Start PROVIDED ENTRIES

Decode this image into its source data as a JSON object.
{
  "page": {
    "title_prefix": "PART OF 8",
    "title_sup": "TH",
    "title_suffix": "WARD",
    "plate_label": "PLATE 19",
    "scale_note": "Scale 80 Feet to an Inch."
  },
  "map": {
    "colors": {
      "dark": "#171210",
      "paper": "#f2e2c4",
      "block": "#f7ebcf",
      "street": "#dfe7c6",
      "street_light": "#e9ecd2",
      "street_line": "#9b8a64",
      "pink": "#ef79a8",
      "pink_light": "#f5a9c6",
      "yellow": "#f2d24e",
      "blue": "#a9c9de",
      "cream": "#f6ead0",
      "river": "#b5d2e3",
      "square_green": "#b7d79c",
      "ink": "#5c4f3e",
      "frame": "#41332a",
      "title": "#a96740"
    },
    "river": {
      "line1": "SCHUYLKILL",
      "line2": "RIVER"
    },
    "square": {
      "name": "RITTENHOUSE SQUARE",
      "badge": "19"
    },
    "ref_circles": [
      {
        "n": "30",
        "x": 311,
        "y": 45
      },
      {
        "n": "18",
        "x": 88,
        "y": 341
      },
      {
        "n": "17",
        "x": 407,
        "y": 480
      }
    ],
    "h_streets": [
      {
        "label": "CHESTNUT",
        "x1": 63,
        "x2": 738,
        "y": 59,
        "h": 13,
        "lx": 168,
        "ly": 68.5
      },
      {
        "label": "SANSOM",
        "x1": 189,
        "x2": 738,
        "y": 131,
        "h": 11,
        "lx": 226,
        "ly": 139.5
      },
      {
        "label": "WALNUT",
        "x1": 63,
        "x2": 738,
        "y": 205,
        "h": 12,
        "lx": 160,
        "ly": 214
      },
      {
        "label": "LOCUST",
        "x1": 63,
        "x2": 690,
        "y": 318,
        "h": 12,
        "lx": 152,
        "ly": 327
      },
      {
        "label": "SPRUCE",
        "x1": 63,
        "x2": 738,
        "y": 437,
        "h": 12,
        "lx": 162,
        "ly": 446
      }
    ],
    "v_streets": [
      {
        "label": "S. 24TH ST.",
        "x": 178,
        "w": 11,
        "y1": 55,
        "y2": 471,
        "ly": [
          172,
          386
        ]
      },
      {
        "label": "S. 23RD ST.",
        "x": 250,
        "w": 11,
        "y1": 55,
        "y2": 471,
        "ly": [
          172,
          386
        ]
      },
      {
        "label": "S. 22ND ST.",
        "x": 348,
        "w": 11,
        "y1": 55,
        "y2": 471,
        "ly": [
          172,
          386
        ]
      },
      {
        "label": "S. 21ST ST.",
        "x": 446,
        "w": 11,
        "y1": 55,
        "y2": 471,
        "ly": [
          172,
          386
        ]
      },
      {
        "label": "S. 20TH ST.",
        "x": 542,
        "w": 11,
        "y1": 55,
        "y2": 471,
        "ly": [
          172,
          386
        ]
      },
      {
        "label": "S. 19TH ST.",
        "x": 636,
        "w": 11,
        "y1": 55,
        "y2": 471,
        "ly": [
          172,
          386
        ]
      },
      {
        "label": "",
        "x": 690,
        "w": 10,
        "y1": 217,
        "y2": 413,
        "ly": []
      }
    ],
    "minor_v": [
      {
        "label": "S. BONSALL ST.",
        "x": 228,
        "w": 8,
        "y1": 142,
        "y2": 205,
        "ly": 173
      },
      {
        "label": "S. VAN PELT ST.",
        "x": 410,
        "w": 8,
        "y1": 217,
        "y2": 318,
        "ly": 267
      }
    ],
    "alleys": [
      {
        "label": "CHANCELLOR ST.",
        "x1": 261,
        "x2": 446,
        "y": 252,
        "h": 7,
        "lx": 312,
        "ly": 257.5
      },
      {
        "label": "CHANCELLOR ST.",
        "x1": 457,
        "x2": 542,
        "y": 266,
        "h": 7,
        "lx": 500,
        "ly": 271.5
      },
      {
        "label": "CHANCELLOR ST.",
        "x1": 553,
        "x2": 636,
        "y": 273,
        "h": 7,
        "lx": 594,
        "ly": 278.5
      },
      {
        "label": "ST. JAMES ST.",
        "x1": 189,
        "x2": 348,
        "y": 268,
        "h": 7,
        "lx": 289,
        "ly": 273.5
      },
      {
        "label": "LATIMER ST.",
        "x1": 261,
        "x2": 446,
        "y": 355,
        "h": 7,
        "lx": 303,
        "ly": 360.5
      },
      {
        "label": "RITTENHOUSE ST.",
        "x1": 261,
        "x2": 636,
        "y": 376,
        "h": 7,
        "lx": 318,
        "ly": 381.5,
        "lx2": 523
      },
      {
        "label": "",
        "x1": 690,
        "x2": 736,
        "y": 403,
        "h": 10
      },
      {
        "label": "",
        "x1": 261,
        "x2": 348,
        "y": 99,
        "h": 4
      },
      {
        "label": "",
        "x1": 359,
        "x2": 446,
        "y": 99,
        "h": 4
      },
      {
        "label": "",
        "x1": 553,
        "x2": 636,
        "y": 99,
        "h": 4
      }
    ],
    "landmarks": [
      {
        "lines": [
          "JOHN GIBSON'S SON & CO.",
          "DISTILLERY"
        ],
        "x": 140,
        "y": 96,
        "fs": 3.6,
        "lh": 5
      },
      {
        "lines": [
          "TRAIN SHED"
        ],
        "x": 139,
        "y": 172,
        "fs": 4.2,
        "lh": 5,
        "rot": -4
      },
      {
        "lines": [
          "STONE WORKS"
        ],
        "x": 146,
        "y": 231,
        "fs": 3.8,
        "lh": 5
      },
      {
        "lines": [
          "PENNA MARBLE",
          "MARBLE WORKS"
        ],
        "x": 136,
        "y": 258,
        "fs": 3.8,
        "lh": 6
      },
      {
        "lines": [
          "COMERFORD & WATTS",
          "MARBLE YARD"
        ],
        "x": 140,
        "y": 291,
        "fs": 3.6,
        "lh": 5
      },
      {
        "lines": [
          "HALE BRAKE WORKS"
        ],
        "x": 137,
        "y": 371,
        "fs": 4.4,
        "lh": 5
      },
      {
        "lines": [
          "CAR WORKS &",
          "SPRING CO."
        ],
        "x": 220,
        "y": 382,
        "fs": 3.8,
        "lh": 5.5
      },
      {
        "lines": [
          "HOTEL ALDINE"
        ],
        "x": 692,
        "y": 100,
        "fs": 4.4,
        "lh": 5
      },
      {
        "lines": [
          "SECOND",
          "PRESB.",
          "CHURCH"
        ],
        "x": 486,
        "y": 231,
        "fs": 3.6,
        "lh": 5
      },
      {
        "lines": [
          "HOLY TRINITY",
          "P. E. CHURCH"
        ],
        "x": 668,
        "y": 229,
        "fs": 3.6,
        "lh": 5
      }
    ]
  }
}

End PROVIDED ENTRIES

TASK TO CARRY OUT
Quote every line of the data, word for word.

RESPONSE
Decode this image into its source data as a JSON object.
{
  "page": {
    "title_prefix": "PART OF 8",
    "title_sup": "TH",
    "title_suffix": "WARD",
    "plate_label": "PLATE 19",
    "scale_note": "Scale 80 Feet to an Inch."
  },
  "map": {
    "colors": {
      "dark": "#171210",
      "paper": "#f2e2c4",
      "block": "#f7ebcf",
      "street": "#dfe7c6",
      "street_light": "#e9ecd2",
      "street_line": "#9b8a64",
      "pink": "#ef79a8",
      "pink_light": "#f5a9c6",
      "yellow": "#f2d24e",
      "blue": "#a9c9de",
      "cream": "#f6ead0",
      "river": "#b5d2e3",
      "square_green": "#b7d79c",
      "ink": "#5c4f3e",
      "frame": "#41332a",
      "title": "#a96740"
    },
    "river": {
      "line1": "SCHUYLKILL",
      "line2": "RIVER"
    },
    "square": {
      "name": "RITTENHOUSE SQUARE",
      "badge": "19"
    },
    "ref_circles": [
      {
        "n": "30",
        "x": 311,
        "y": 45
      },
      {
        "n": "18",
        "x": 88,
        "y": 341
      },
      {
        "n": "17",
        "x": 407,
        "y": 480
      }
    ],
    "h_streets": [
      {
        "label": "CHESTNUT",
        "x1": 63,
        "x2": 738,
        "y": 59,
        "h": 13,
        "lx": 168,
        "ly": 68.5
      },
      {
        "label": "SANSOM",
        "x1": 189,
        "x2": 738,
        "y": 131,
        "h": 11,
        "lx": 226,
        "ly": 139.5
      },
      {
        "label": "WALNUT",
        "x1": 63,
        "x2": 738,
        "y": 205,
        "h": 12,
        "lx": 160,
        "ly": 214
      },
      {
        "label": "LOCUST",
        "x1": 63,
        "x2": 690,
        "y": 318,
        "h": 12,
        "lx": 152,
        "ly": 327
      },
      {
        "label": "SPRUCE",
        "x1": 63,
        "x2": 738,
        "y": 437,
        "h": 12,
        "lx": 162,
        "ly": 446
      }
    ],
    "v_streets": [
      {
        "label": "S. 24TH ST.",
        "x": 178,
        "w": 11,
        "y1": 55,
        "y2": 471,
        "ly": [
          172,
          386
        ]
      },
      {
        "label": "S. 23RD ST.",
        "x": 250,
        "w": 11,
        "y1": 55,
        "y2": 471,
        "ly": [
          172,
          386
        ]
      },
      {
        "label": "S. 22ND ST.",
        "x": 348,
        "w": 11,
        "y1": 55,
        "y2": 471,
        "ly": [
          172,
          386
        ]
      },
      {
        "label": "S. 21ST ST.",
        "x": 446,
        "w": 11,
        "y1": 55,
        "y2": 471,
        "ly": [
          172,
          386
        ]
      },
      {
        "label": "S. 20TH ST.",
        "x": 542,
        "w": 11,
        "y1": 55,
        "y2": 471,
        "ly": [
          172,
          386
        ]
      },
      {
        "label": "S. 19TH ST.",
        "x": 636,
        "w": 11,
        "y1": 55,
        "y2": 471,
        "ly": [
          172,
          386
        ]
      },
      {
        "label": "",
        "x": 690,
        "w": 10,
        "y1": 217,
        "y2": 413,
        "ly": []
      }
    ],
    "minor_v": [
      {
        "label": "S. BONSALL ST.",
        "x": 228,
        "w": 8,
        "y1": 142,
        "y2": 205,
        "ly": 173
      },
      {
        "label": "S. VAN PELT ST.",
        "x": 410,
        "w": 8,
        "y1": 217,
        "y2": 318,
        "ly": 267
      }
    ],
    "alleys": [
      {
        "label": "CHANCELLOR ST.",
        "x1": 261,
        "x2": 446,
        "y": 252,
        "h": 7,
        "lx": 312,
        "ly": 257.5
      },
      {
        "label": "CHANCELLOR ST.",
        "x1": 457,
        "x2": 542,
        "y": 266,
        "h": 7,
        "lx": 500,
        "ly": 271.5
      },
      {
        "label": "CHANCELLOR ST.",
        "x1": 553,
        "x2": 636,
        "y": 273,
        "h": 7,
        "lx": 594,
        "ly": 278.5
      },
      {
        "label": "ST. JAMES ST.",
        "x1": 189,
        "x2": 348,
        "y": 268,
        "h": 7,
        "lx": 289,
        "ly": 273.5
      },
      {
        "label": "LATIMER ST.",
        "x1": 261,
        "x2": 446,
        "y": 355,
        "h": 7,
        "lx": 303,
        "ly": 360.5
      },
      {
        "label": "RITTENHOUSE ST.",
        "x1": 261,
        "x2": 636,
        "y": 376,
        "h": 7,
        "lx": 318,
        "ly": 381.5,
        "lx2": 523
      },
      {
        "label": "",
        "x1": 690,
        "x2": 736,
        "y": 403,
        "h": 10
      },
      {
        "label": "",
        "x1": 261,
        "x2": 348,
        "y": 99,
        "h": 4
      },
      {
        "label": "",
        "x1": 359,
        "x2": 446,
        "y": 99,
        "h": 4
      },
      {
        "label": "",
        "x1": 553,
        "x2": 636,
        "y": 99,
        "h": 4
      }
    ],
    "landmarks": [
      {
        "lines": [
          "JOHN GIBSON'S SON & CO.",
          "DISTILLERY"
        ],
        "x": 140,
        "y": 96,
        "fs": 3.6,
        "lh": 5
      },
      {
        "lines": [
          "TRAIN SHED"
        ],
        "x": 139,
        "y": 172,
        "fs": 4.2,
        "lh": 5,
        "rot": -4
      },
      {
        "lines": [
          "STONE WORKS"
        ],
        "x": 146,
        "y": 231,
        "fs": 3.8,
        "lh": 5
      },
      {
        "lines": [
          "PENNA MARBLE",
          "MARBLE WORKS"
        ],
        "x": 136,
        "y": 258,
        "fs": 3.8,
        "lh": 6
      },
      {
        "lines": [
          "COMERFORD & WATTS",
          "MARBLE YARD"
        ],
        "x": 140,
        "y": 291,
        "fs": 3.6,
        "lh": 5
      },
      {
        "lines": [
          "HALE BRAKE WORKS"
        ],
        "x": 137,
        "y": 371,
        "fs": 4.4,
        "lh": 5
      },
      {
        "lines": [
          "CAR WORKS &",
          "SPRING CO."
        ],
        "x": 220,
        "y": 382,
        "fs": 3.8,
        "lh": 5.5
      },
      {
        "lines": [
          "HOTEL ALDINE"
        ],
        "x": 692,
        "y": 100,
        "fs": 4.4,
        "lh": 5
      },
      {
        "lines": [
          "SECOND",
          "PRESB.",
          "CHURCH"
        ],
        "x": 486,
        "y": 231,
        "fs": 3.6,
        "lh": 5
      },
      {
        "lines": [
          "HOLY TRINITY",
          "P. E. CHURCH"
        ],
        "x": 668,
        "y": 229,
        "fs": 3.6,
        "lh": 5
      }
    ]
  }
}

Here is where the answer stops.